Look through the data below. Collect every line where the word "bounce" occurs.

─── Supplied records ───

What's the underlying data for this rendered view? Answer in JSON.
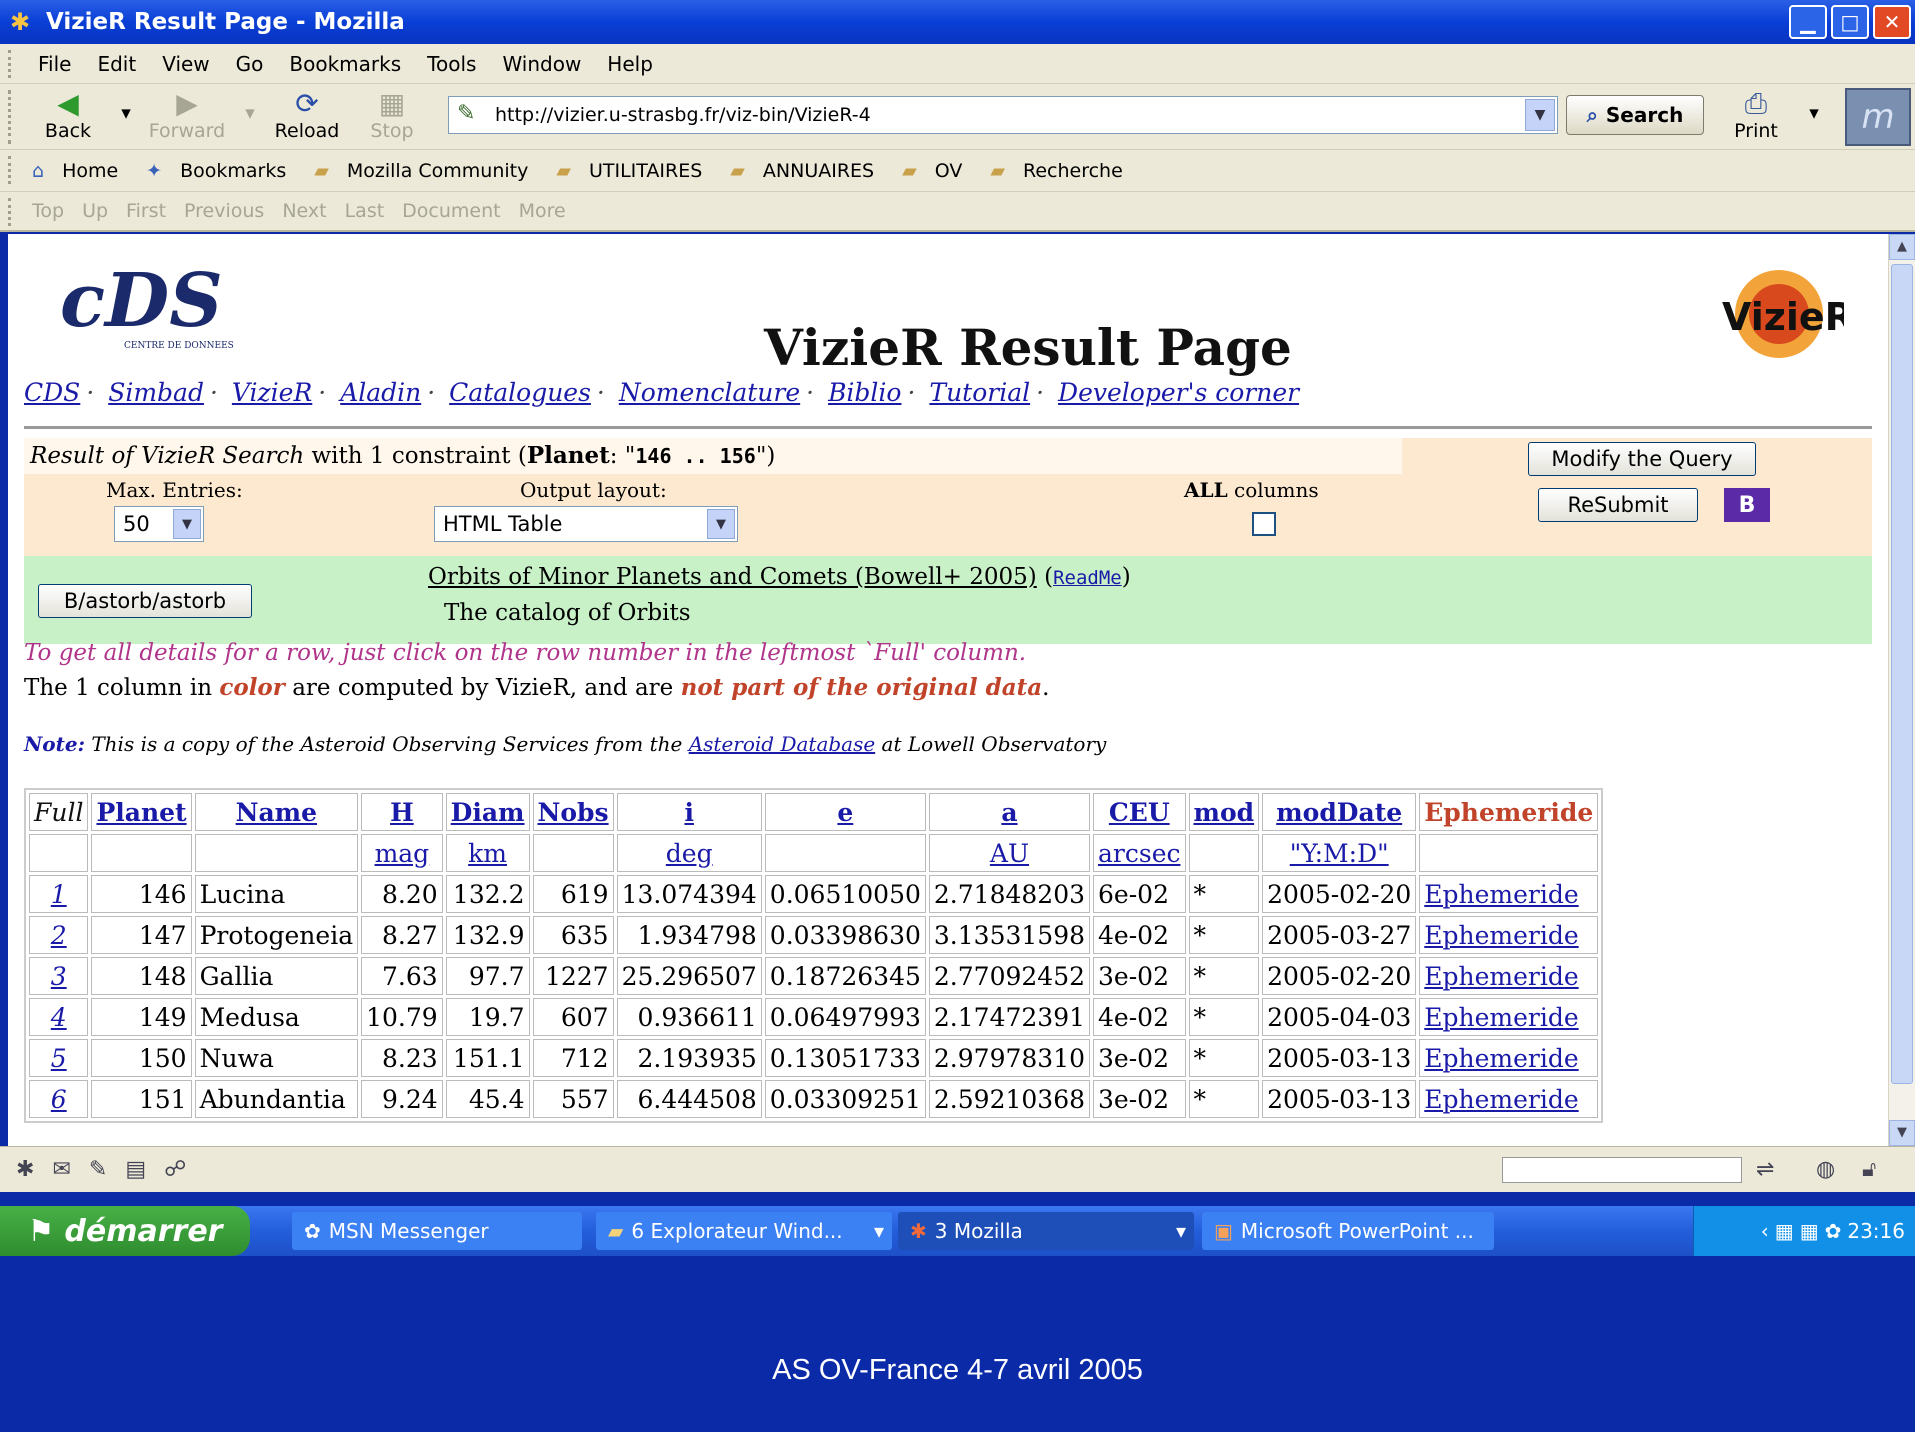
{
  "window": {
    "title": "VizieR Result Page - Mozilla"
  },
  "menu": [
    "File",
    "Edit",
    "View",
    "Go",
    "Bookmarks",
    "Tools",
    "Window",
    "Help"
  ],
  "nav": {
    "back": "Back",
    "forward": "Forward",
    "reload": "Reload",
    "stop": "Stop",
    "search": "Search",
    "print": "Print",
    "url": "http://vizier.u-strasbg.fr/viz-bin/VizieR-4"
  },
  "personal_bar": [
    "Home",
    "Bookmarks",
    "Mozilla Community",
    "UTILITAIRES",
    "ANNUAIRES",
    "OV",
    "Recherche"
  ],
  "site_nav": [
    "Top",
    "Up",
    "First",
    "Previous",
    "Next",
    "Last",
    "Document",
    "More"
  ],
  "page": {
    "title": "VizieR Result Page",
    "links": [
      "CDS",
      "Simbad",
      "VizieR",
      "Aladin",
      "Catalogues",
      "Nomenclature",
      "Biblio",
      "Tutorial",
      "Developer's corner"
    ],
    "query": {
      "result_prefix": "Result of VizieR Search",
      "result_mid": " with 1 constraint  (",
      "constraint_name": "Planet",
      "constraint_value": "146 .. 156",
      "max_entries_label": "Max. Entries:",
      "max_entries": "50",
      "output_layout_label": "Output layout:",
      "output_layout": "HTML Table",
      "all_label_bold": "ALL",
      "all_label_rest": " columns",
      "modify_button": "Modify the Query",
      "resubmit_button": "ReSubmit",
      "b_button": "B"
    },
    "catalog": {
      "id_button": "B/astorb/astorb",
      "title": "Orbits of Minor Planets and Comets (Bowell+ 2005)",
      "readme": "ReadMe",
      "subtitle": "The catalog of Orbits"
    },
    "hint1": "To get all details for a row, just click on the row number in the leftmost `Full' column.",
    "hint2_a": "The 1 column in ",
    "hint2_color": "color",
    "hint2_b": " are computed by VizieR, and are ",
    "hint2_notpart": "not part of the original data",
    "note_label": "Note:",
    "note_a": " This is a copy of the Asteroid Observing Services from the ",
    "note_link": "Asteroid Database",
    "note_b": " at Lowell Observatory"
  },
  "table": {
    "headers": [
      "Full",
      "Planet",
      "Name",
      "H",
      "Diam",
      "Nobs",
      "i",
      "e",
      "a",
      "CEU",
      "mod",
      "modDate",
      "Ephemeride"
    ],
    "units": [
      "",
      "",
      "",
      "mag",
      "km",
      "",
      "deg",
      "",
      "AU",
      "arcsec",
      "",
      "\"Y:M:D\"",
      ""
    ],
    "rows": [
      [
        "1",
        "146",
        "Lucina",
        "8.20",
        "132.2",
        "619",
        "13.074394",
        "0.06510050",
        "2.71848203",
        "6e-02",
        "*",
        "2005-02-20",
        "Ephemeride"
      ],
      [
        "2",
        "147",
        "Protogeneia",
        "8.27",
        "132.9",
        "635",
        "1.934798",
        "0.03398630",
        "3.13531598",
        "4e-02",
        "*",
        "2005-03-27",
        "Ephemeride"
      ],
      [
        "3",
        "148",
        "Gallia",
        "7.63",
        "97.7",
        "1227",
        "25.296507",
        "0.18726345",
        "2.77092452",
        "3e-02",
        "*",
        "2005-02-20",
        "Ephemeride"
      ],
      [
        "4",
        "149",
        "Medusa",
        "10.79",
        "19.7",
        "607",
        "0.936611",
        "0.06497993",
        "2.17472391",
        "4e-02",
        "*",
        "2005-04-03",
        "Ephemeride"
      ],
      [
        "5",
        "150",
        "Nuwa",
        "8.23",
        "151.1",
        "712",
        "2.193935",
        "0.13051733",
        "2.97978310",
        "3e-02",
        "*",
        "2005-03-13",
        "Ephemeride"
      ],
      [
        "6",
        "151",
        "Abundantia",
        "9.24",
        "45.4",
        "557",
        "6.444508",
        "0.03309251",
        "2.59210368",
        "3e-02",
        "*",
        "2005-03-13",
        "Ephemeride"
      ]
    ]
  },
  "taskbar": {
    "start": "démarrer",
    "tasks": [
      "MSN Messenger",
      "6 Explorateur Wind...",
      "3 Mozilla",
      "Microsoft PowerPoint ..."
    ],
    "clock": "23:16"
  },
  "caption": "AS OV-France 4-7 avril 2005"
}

───
─── Supplied records ───

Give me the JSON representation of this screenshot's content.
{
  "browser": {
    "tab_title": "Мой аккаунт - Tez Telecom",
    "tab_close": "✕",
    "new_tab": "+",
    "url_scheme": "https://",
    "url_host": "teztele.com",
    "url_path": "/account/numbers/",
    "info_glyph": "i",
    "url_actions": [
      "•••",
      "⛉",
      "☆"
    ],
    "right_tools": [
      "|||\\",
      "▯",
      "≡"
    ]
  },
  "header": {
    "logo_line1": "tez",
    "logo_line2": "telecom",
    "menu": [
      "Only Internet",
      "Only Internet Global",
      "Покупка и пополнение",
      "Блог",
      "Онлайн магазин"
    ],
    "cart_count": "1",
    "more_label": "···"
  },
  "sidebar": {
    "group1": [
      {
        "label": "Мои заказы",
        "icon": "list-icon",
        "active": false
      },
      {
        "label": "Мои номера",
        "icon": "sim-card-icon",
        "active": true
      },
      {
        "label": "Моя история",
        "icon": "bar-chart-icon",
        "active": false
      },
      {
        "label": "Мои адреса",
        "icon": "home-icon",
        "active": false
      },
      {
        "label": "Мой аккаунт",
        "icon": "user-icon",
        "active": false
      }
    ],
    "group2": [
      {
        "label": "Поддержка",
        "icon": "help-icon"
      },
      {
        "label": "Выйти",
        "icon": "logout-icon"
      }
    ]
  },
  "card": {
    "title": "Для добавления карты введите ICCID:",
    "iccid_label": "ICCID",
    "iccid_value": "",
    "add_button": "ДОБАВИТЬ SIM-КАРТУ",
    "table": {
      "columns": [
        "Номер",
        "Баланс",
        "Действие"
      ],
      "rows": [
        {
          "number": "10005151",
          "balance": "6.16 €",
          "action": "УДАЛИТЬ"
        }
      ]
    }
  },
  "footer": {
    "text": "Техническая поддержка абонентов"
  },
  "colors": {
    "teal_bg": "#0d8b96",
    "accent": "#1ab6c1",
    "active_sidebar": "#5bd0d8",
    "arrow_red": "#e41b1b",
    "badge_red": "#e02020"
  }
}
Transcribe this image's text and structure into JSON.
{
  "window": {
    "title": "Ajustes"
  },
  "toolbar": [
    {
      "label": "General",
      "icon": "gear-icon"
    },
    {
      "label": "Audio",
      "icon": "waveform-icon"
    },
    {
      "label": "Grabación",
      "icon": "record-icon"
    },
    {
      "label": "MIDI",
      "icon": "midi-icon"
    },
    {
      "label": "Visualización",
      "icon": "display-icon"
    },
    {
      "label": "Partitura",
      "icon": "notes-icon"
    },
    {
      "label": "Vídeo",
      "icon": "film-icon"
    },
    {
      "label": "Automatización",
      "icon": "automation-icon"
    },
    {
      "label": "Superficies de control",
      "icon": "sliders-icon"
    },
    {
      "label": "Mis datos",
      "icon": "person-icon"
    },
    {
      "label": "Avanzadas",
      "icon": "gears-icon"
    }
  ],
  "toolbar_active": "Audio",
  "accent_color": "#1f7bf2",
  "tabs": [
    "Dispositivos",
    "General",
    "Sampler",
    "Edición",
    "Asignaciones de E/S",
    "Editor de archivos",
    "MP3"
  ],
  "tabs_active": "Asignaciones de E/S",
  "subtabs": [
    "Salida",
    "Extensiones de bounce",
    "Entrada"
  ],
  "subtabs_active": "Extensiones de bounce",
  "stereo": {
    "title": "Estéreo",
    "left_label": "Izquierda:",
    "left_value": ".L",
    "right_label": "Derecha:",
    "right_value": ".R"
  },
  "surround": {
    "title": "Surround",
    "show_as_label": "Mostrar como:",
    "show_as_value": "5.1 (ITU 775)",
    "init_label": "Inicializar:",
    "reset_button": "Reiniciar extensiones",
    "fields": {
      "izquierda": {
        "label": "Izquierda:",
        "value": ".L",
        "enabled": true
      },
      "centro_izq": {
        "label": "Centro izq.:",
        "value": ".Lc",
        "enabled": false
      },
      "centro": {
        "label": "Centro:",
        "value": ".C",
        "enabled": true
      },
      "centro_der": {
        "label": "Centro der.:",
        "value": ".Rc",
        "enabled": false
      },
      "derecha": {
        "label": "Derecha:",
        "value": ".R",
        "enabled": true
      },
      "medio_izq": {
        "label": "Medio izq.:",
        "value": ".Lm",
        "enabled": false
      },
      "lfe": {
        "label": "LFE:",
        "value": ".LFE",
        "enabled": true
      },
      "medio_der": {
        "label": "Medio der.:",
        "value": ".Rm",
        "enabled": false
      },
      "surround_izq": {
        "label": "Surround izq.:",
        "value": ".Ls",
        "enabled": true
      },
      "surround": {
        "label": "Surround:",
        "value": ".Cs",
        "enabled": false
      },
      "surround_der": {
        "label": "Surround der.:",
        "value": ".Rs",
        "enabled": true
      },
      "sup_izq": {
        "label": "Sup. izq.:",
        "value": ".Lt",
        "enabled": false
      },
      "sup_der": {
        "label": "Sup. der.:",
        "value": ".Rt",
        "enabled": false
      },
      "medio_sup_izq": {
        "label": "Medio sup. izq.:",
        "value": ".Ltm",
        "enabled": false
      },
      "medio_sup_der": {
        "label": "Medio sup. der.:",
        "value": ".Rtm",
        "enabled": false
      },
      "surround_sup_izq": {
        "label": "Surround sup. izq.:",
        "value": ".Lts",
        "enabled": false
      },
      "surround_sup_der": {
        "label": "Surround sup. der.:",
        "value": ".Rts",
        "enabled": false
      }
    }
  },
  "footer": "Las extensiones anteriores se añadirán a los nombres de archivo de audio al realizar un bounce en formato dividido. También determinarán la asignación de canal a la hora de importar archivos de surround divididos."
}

───

Expected answer:
    "Extensiones de bounce",
  "subtabs_active": "Extensiones de bounce",
  "footer": "Las extensiones anteriores se añadirán a los nombres de archivo de audio al realizar un bounce en formato dividido. También determinarán la asignación de canal a la hora de importar archivos de surround divididos."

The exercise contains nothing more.